Brief: Extract the listing in its entirety, keeping each line identical to the original.

======

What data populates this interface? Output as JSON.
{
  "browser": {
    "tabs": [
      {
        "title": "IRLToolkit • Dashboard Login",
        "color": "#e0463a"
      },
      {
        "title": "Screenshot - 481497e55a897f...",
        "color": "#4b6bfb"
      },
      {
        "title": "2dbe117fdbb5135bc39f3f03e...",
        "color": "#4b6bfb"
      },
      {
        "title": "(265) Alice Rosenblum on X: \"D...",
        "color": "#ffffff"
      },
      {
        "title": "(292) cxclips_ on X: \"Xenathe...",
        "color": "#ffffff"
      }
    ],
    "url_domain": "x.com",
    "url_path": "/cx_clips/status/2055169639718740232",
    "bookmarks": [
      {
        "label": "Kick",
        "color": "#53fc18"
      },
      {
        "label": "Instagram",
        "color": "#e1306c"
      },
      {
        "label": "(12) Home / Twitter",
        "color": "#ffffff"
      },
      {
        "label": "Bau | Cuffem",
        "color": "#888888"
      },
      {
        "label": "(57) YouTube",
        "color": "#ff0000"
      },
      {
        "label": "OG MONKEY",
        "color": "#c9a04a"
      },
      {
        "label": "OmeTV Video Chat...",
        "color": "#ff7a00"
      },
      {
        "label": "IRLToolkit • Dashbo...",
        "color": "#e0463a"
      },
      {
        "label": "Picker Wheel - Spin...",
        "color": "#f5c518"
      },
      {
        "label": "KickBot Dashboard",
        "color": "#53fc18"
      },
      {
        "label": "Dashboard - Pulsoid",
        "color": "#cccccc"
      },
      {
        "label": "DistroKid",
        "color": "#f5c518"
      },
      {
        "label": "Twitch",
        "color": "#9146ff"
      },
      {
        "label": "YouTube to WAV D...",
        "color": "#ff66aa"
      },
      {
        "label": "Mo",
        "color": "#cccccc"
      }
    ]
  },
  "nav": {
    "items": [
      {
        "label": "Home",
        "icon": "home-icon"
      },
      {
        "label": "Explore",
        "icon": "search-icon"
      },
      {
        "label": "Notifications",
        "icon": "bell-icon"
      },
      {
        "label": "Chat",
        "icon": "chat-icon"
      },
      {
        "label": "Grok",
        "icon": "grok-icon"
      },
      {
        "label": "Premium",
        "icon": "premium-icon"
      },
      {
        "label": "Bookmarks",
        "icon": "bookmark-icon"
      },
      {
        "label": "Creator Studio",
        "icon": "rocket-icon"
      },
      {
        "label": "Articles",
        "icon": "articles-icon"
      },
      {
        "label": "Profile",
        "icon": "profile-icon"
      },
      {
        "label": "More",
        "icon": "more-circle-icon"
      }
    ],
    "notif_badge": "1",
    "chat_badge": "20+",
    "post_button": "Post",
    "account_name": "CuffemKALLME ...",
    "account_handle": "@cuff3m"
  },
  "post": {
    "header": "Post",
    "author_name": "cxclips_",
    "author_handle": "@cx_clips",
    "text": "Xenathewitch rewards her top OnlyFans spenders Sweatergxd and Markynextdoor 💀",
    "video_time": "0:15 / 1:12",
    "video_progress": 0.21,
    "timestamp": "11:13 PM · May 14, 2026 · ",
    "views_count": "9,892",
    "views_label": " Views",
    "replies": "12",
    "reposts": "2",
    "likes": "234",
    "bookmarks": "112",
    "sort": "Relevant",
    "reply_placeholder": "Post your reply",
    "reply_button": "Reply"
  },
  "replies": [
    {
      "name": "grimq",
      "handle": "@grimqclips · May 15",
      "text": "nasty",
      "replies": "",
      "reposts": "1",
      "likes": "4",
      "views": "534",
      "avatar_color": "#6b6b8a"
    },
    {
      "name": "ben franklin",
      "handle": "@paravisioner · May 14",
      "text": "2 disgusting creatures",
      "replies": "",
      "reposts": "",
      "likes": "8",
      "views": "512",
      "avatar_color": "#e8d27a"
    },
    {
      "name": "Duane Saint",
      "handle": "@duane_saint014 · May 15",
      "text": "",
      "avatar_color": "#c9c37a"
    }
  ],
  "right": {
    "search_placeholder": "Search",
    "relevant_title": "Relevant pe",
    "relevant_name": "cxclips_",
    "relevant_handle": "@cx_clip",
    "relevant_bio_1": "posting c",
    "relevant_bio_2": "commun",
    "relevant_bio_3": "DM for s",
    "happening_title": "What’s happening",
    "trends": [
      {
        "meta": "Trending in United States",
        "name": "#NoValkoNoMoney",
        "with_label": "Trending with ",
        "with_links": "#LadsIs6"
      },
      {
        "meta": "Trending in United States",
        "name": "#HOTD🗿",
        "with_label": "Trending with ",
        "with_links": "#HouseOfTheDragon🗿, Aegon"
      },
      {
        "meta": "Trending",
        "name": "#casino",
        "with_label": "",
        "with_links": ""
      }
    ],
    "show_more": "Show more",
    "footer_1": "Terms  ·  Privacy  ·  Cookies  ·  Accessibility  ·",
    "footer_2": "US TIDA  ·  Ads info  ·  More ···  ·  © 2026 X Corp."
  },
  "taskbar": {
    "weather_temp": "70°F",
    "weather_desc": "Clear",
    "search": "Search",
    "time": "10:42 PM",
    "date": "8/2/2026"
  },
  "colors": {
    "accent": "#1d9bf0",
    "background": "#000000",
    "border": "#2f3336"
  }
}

======

Answer to this exercise:
What data populates this interface? Output as JSON.
{
  "browser": {
    "tabs": [
      {
        "title": "IRLToolkit • Dashboard Login",
        "color": "#e0463a"
      },
      {
        "title": "Screenshot - 481497e55a897f...",
        "color": "#4b6bfb"
      },
      {
        "title": "2dbe117fdbb5135bc39f3f03e...",
        "color": "#4b6bfb"
      },
      {
        "title": "(265) Alice Rosenblum on X: \"D...",
        "color": "#ffffff"
      },
      {
        "title": "(292) cxclips_ on X: \"Xenathe...",
        "color": "#ffffff"
      }
    ],
    "url_domain": "x.com",
    "url_path": "/cx_clips/status/2055169639718740232",
    "bookmarks": [
      {
        "label": "Kick",
        "color": "#53fc18"
      },
      {
        "label": "Instagram",
        "color": "#e1306c"
      },
      {
        "label": "(12) Home / Twitter",
        "color": "#ffffff"
      },
      {
        "label": "Bau | Cuffem",
        "color": "#888888"
      },
      {
        "label": "(57) YouTube",
        "color": "#ff0000"
      },
      {
        "label": "OG MONKEY",
        "color": "#c9a04a"
      },
      {
        "label": "OmeTV Video Chat...",
        "color": "#ff7a00"
      },
      {
        "label": "IRLToolkit • Dashbo...",
        "color": "#e0463a"
      },
      {
        "label": "Picker Wheel - Spin...",
        "color": "#f5c518"
      },
      {
        "label": "KickBot Dashboard",
        "color": "#53fc18"
      },
      {
        "label": "Dashboard - Pulsoid",
        "color": "#cccccc"
      },
      {
        "label": "DistroKid",
        "color": "#f5c518"
      },
      {
        "label": "Twitch",
        "color": "#9146ff"
      },
      {
        "label": "YouTube to WAV D...",
        "color": "#ff66aa"
      },
      {
        "label": "Mo",
        "color": "#cccccc"
      }
    ]
  },
  "nav": {
    "items": [
      {
        "label": "Home",
        "icon": "home-icon"
      },
      {
        "label": "Explore",
        "icon": "search-icon"
      },
      {
        "label": "Notifications",
        "icon": "bell-icon"
      },
      {
        "label": "Chat",
        "icon": "chat-icon"
      },
      {
        "label": "Grok",
        "icon": "grok-icon"
      },
      {
        "label": "Premium",
        "icon": "premium-icon"
      },
      {
        "label": "Bookmarks",
        "icon": "bookmark-icon"
      },
      {
        "label": "Creator Studio",
        "icon": "rocket-icon"
      },
      {
        "label": "Articles",
        "icon": "articles-icon"
      },
      {
        "label": "Profile",
        "icon": "profile-icon"
      },
      {
        "label": "More",
        "icon": "more-circle-icon"
      }
    ],
    "notif_badge": "1",
    "chat_badge": "20+",
    "post_button": "Post",
    "account_name": "CuffemKALLME ...",
    "account_handle": "@cuff3m"
  },
  "post": {
    "header": "Post",
    "author_name": "cxclips_",
    "author_handle": "@cx_clips",
    "text": "Xenathewitch rewards her top OnlyFans spenders Sweatergxd and Markynextdoor 💀",
    "video_time": "0:15 / 1:12",
    "video_progress": 0.21,
    "timestamp": "11:13 PM · May 14, 2026 · ",
    "views_count": "9,892",
    "views_label": " Views",
    "replies": "12",
    "reposts": "2",
    "likes": "234",
    "bookmarks": "112",
    "sort": "Relevant",
    "reply_placeholder": "Post your reply",
    "reply_button": "Reply"
  },
  "replies": [
    {
      "name": "grimq",
      "handle": "@grimqclips · May 15",
      "text": "nasty",
      "replies": "",
      "reposts": "1",
      "likes": "4",
      "views": "534",
      "avatar_color": "#6b6b8a"
    },
    {
      "name": "ben franklin",
      "handle": "@paravisioner · May 14",
      "text": "2 disgusting creatures",
      "replies": "",
      "reposts": "",
      "likes": "8",
      "views": "512",
      "avatar_color": "#e8d27a"
    },
    {
      "name": "Duane Saint",
      "handle": "@duane_saint014 · May 15",
      "text": "",
      "avatar_color": "#c9c37a"
    }
  ],
  "right": {
    "search_placeholder": "Search",
    "relevant_title": "Relevant pe",
    "relevant_name": "cxclips_",
    "relevant_handle": "@cx_clip",
    "relevant_bio_1": "posting c",
    "relevant_bio_2": "commun",
    "relevant_bio_3": "DM for s",
    "happening_title": "What’s happening",
    "trends": [
      {
        "meta": "Trending in United States",
        "name": "#NoValkoNoMoney",
        "with_label": "Trending with ",
        "with_links": "#LadsIs6"
      },
      {
        "meta": "Trending in United States",
        "name": "#HOTD🗿",
        "with_label": "Trending with ",
        "with_links": "#HouseOfTheDragon🗿, Aegon"
      },
      {
        "meta": "Trending",
        "name": "#casino",
        "with_label": "",
        "with_links": ""
      }
    ],
    "show_more": "Show more",
    "footer_1": "Terms  ·  Privacy  ·  Cookies  ·  Accessibility  ·",
    "footer_2": "US TIDA  ·  Ads info  ·  More ···  ·  © 2026 X Corp."
  },
  "taskbar": {
    "weather_temp": "70°F",
    "weather_desc": "Clear",
    "search": "Search",
    "time": "10:42 PM",
    "date": "8/2/2026"
  },
  "colors": {
    "accent": "#1d9bf0",
    "background": "#000000",
    "border": "#2f3336"
  }
}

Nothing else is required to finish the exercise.